Your goal: Below is a block of records. Copy every line in it that contains the word "true".

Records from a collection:

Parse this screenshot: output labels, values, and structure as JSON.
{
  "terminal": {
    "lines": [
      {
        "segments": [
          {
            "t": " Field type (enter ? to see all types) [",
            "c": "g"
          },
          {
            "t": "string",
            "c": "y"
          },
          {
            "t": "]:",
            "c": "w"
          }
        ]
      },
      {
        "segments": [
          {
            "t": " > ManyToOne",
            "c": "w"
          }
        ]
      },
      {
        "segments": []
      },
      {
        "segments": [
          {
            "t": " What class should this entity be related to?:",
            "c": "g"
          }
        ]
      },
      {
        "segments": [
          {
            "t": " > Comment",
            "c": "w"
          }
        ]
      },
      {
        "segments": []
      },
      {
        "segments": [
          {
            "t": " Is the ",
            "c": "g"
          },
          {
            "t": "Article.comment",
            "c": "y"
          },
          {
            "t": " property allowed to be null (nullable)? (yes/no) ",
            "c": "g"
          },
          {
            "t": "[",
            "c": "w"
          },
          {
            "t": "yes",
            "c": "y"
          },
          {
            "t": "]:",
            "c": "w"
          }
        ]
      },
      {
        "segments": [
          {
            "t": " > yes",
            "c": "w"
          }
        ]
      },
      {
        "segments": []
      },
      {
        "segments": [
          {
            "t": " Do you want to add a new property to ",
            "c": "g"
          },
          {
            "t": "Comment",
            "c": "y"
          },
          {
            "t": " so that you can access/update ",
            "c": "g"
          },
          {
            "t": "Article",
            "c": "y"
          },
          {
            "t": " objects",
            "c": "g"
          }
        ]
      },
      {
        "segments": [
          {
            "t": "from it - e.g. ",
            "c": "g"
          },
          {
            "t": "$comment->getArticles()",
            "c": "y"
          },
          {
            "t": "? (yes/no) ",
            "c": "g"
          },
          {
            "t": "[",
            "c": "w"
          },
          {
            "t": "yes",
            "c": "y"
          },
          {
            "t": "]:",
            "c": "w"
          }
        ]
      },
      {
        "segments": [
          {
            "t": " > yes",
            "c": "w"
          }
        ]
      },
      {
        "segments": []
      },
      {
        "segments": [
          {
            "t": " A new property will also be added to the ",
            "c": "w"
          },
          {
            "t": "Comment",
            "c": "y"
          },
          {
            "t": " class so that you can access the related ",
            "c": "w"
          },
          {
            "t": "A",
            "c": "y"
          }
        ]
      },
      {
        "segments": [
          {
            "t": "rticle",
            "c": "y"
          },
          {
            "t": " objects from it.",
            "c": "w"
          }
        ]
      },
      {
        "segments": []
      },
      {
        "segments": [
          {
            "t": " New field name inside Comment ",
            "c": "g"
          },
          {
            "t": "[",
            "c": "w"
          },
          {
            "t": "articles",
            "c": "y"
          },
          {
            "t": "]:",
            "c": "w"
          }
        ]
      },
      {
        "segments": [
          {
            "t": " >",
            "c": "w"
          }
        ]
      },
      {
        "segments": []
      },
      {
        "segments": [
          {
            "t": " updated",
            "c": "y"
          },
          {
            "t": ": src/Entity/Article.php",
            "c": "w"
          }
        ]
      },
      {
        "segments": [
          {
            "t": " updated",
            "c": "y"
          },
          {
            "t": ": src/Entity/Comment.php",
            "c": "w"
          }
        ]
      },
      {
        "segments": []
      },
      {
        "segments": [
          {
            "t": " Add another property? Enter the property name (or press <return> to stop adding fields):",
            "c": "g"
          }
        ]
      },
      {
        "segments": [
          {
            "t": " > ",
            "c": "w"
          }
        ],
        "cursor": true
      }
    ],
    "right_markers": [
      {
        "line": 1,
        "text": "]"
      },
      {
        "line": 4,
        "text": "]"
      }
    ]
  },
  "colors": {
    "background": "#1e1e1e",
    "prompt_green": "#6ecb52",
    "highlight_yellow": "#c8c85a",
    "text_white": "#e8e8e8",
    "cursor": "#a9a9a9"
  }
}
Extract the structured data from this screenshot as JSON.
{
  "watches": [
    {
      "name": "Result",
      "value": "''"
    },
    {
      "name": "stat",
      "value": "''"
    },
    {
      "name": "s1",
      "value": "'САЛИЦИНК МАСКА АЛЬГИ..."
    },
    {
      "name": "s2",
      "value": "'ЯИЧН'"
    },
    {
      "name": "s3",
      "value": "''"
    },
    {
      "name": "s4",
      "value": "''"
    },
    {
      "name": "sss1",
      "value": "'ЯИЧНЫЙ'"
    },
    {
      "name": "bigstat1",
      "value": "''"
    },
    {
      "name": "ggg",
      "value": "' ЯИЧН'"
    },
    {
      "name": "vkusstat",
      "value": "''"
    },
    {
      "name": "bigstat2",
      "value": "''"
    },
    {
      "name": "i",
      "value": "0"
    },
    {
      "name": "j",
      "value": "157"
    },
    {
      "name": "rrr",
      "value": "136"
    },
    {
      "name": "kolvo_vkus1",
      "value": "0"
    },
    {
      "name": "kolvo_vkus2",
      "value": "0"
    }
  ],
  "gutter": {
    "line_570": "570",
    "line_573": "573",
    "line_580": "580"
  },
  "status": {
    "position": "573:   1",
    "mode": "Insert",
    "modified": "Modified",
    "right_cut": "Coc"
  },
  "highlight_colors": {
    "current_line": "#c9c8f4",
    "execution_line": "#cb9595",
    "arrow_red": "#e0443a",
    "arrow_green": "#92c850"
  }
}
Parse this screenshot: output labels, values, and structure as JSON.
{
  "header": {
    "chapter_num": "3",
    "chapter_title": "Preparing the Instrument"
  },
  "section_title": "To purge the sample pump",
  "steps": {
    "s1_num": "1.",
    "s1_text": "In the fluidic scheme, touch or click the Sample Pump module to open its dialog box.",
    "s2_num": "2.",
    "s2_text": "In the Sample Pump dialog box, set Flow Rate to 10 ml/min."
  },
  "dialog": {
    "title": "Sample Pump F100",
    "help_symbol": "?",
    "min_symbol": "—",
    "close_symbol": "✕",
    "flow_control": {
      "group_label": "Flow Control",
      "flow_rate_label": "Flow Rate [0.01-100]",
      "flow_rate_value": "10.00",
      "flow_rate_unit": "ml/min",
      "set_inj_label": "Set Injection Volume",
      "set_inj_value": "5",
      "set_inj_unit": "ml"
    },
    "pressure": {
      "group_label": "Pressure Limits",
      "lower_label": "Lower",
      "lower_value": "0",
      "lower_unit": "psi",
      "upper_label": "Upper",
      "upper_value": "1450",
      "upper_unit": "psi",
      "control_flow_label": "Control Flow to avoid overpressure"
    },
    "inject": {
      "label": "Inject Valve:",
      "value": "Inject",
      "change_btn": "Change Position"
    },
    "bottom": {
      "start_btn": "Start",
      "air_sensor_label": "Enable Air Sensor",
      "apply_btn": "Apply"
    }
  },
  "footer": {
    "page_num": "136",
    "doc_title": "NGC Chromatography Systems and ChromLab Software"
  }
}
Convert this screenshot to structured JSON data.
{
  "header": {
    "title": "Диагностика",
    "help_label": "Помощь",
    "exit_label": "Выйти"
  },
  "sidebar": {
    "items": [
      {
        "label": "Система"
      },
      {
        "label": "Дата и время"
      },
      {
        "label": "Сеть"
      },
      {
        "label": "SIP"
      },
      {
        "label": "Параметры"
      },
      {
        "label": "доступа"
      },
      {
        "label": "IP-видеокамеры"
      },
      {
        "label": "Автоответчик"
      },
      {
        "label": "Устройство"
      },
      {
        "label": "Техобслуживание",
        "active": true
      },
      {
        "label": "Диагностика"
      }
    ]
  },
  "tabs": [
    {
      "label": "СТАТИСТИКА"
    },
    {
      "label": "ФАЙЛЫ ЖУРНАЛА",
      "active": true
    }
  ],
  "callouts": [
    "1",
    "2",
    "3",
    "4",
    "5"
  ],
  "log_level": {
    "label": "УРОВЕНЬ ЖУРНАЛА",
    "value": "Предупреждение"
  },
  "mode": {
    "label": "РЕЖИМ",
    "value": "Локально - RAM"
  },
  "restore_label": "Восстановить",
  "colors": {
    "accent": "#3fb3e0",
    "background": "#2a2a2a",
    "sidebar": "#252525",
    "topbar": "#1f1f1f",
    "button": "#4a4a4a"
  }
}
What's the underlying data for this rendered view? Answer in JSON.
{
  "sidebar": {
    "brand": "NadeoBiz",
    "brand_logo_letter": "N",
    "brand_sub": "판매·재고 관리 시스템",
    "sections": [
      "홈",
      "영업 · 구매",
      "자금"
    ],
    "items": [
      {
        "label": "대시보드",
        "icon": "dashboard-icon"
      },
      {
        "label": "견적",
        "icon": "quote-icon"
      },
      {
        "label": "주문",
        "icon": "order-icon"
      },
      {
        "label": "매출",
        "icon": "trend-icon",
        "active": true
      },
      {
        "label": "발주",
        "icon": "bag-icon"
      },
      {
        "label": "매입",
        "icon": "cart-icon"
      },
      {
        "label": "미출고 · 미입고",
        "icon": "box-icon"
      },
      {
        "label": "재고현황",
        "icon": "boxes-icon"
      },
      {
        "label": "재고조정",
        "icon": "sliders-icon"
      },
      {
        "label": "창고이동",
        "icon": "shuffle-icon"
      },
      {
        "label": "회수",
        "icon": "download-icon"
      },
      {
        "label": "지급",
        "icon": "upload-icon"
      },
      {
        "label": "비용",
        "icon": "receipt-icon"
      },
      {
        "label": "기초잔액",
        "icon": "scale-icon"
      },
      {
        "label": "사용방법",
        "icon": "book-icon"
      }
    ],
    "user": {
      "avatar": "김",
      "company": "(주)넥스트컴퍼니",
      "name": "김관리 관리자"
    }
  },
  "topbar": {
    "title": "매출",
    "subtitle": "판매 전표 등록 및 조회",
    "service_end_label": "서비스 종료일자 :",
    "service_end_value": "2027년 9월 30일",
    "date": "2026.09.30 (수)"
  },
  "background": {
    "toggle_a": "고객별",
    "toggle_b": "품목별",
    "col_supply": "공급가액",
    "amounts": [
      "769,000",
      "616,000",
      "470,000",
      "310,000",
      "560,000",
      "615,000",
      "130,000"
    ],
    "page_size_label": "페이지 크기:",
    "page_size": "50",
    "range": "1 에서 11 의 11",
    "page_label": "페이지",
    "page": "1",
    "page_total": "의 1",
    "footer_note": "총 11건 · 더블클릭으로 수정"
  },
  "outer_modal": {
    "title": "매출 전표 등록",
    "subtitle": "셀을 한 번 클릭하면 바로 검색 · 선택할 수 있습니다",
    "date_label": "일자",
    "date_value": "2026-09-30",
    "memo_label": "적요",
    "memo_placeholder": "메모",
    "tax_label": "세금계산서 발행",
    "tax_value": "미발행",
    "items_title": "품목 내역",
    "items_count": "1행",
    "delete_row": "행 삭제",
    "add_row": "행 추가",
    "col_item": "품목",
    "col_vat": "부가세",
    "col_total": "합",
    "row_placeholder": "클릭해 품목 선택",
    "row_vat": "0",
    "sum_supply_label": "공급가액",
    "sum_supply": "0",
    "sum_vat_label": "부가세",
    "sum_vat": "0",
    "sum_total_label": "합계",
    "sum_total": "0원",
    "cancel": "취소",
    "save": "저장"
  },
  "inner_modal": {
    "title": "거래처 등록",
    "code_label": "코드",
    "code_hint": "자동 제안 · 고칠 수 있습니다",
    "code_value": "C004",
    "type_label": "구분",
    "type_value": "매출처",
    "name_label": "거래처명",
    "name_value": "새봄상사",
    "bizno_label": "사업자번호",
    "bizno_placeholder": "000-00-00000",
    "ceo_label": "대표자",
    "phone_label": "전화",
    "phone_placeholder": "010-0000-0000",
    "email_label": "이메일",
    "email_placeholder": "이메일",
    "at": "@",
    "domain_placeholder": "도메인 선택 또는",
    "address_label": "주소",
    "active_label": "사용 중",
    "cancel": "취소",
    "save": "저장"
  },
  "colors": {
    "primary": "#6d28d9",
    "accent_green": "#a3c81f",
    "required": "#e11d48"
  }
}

Output below:
        "cursor": true
        "active": true
      "active": true
        "active": true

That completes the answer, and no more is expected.